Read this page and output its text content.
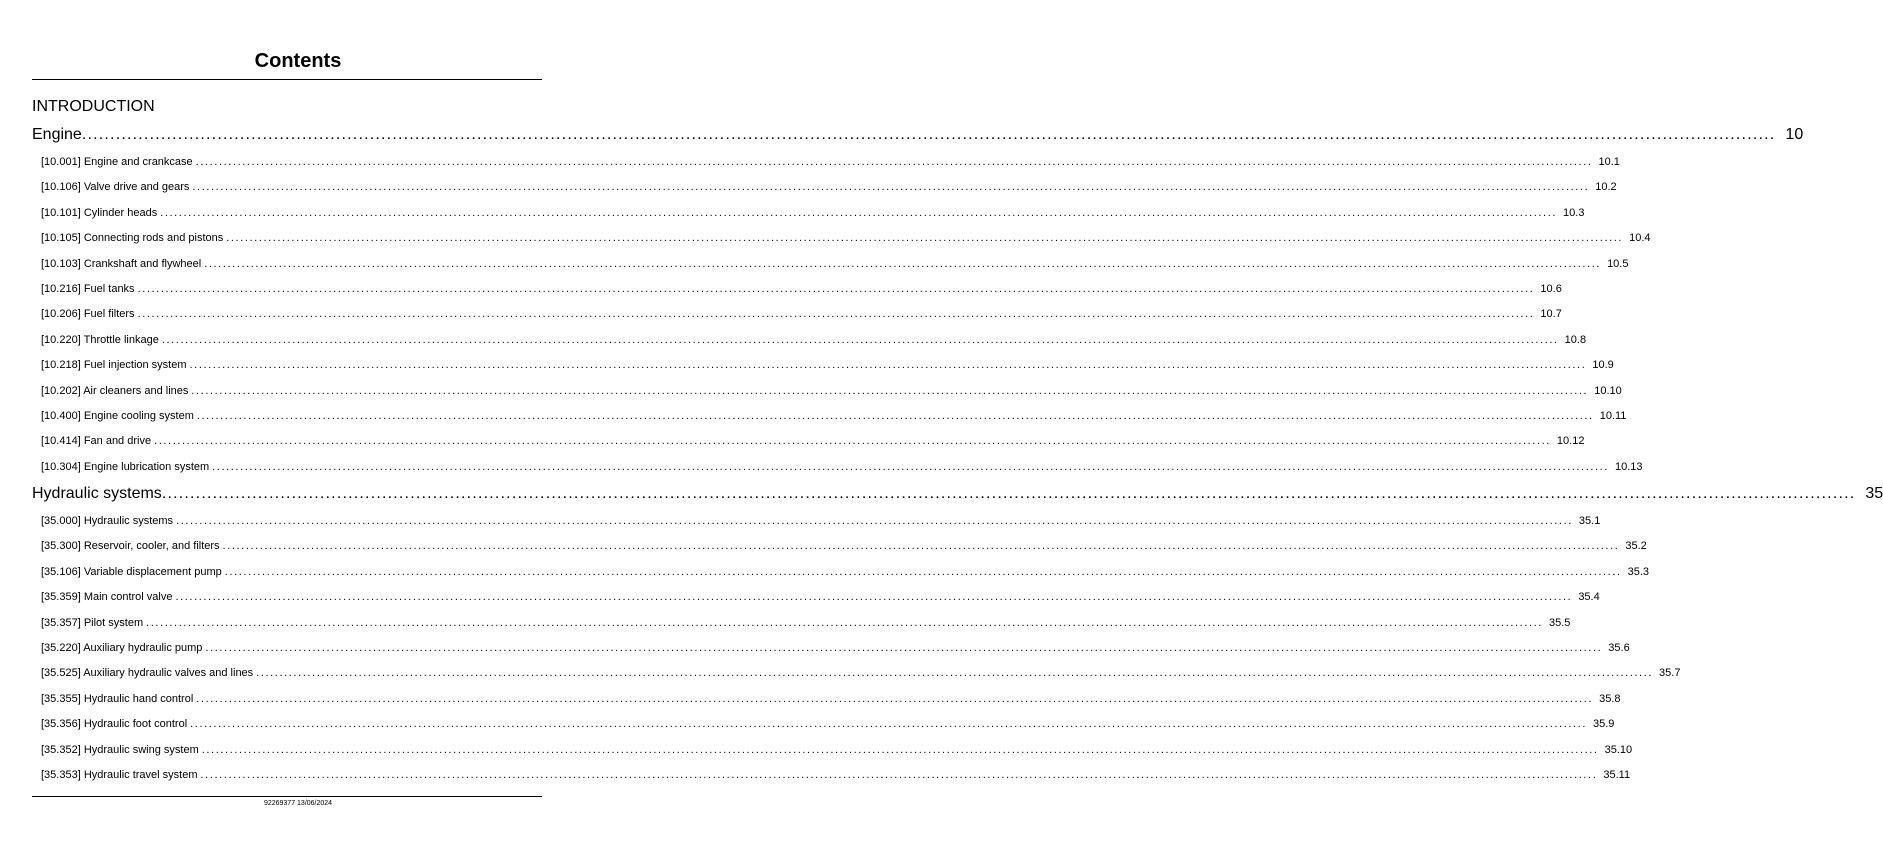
Contents
INTRODUCTION
Engine ............................................................................................................................................................................................................................................................................................................ 10
[10.001] Engine and crankcase ............................................................................................................................................................................................................................................................................................................ 10.1
[10.106] Valve drive and gears ............................................................................................................................................................................................................................................................................................................ 10.2
[10.101] Cylinder heads ............................................................................................................................................................................................................................................................................................................ 10.3
[10.105] Connecting rods and pistons ............................................................................................................................................................................................................................................................................................................ 10.4
[10.103] Crankshaft and flywheel ............................................................................................................................................................................................................................................................................................................ 10.5
[10.216] Fuel tanks ............................................................................................................................................................................................................................................................................................................ 10.6
[10.206] Fuel filters ............................................................................................................................................................................................................................................................................................................ 10.7
[10.220] Throttle linkage ............................................................................................................................................................................................................................................................................................................ 10.8
[10.218] Fuel injection system ............................................................................................................................................................................................................................................................................................................ 10.9
[10.202] Air cleaners and lines ............................................................................................................................................................................................................................................................................................................ 10.10
[10.400] Engine cooling system ............................................................................................................................................................................................................................................................................................................ 10.11
[10.414] Fan and drive ............................................................................................................................................................................................................................................................................................................ 10.12
[10.304] Engine lubrication system ............................................................................................................................................................................................................................................................................................................ 10.13
Hydraulic systems ............................................................................................................................................................................................................................................................................................................ 35
[35.000] Hydraulic systems ............................................................................................................................................................................................................................................................................................................ 35.1
[35.300] Reservoir, cooler, and filters ............................................................................................................................................................................................................................................................................................................ 35.2
[35.106] Variable displacement pump ............................................................................................................................................................................................................................................................................................................ 35.3
[35.359] Main control valve ............................................................................................................................................................................................................................................................................................................ 35.4
[35.357] Pilot system ............................................................................................................................................................................................................................................................................................................ 35.5
[35.220] Auxiliary hydraulic pump ............................................................................................................................................................................................................................................................................................................ 35.6
[35.525] Auxiliary hydraulic valves and lines ............................................................................................................................................................................................................................................................................................................ 35.7
[35.355] Hydraulic hand control ............................................................................................................................................................................................................................................................................................................ 35.8
[35.356] Hydraulic foot control ............................................................................................................................................................................................................................................................................................................ 35.9
[35.352] Hydraulic swing system ............................................................................................................................................................................................................................................................................................................ 35.10
[35.353] Hydraulic travel system ............................................................................................................................................................................................................................................................................................................ 35.11
92269377 13/06/2024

##############################

> [Given task] Restate the data above word for word. Skip every picture.

> [Full output]
Read this page and output its text content.
Contents
INTRODUCTION
Engine ............................................................................................................................................................................................................................................................................................................ 10
[10.001] Engine and crankcase ............................................................................................................................................................................................................................................................................................................ 10.1
[10.106] Valve drive and gears ............................................................................................................................................................................................................................................................................................................ 10.2
[10.101] Cylinder heads ............................................................................................................................................................................................................................................................................................................ 10.3
[10.105] Connecting rods and pistons ............................................................................................................................................................................................................................................................................................................ 10.4
[10.103] Crankshaft and flywheel ............................................................................................................................................................................................................................................................................................................ 10.5
[10.216] Fuel tanks ............................................................................................................................................................................................................................................................................................................ 10.6
[10.206] Fuel filters ............................................................................................................................................................................................................................................................................................................ 10.7
[10.220] Throttle linkage ............................................................................................................................................................................................................................................................................................................ 10.8
[10.218] Fuel injection system ............................................................................................................................................................................................................................................................................................................ 10.9
[10.202] Air cleaners and lines ............................................................................................................................................................................................................................................................................................................ 10.10
[10.400] Engine cooling system ............................................................................................................................................................................................................................................................................................................ 10.11
[10.414] Fan and drive ............................................................................................................................................................................................................................................................................................................ 10.12
[10.304] Engine lubrication system ............................................................................................................................................................................................................................................................................................................ 10.13
Hydraulic systems ............................................................................................................................................................................................................................................................................................................ 35
[35.000] Hydraulic systems ............................................................................................................................................................................................................................................................................................................ 35.1
[35.300] Reservoir, cooler, and filters ............................................................................................................................................................................................................................................................................................................ 35.2
[35.106] Variable displacement pump ............................................................................................................................................................................................................................................................................................................ 35.3
[35.359] Main control valve ............................................................................................................................................................................................................................................................................................................ 35.4
[35.357] Pilot system ............................................................................................................................................................................................................................................................................................................ 35.5
[35.220] Auxiliary hydraulic pump ............................................................................................................................................................................................................................................................................................................ 35.6
[35.525] Auxiliary hydraulic valves and lines ............................................................................................................................................................................................................................................................................................................ 35.7
[35.355] Hydraulic hand control ............................................................................................................................................................................................................................................................................................................ 35.8
[35.356] Hydraulic foot control ............................................................................................................................................................................................................................................................................................................ 35.9
[35.352] Hydraulic swing system ............................................................................................................................................................................................................................................................................................................ 35.10
[35.353] Hydraulic travel system ............................................................................................................................................................................................................................................................................................................ 35.11
92269377 13/06/2024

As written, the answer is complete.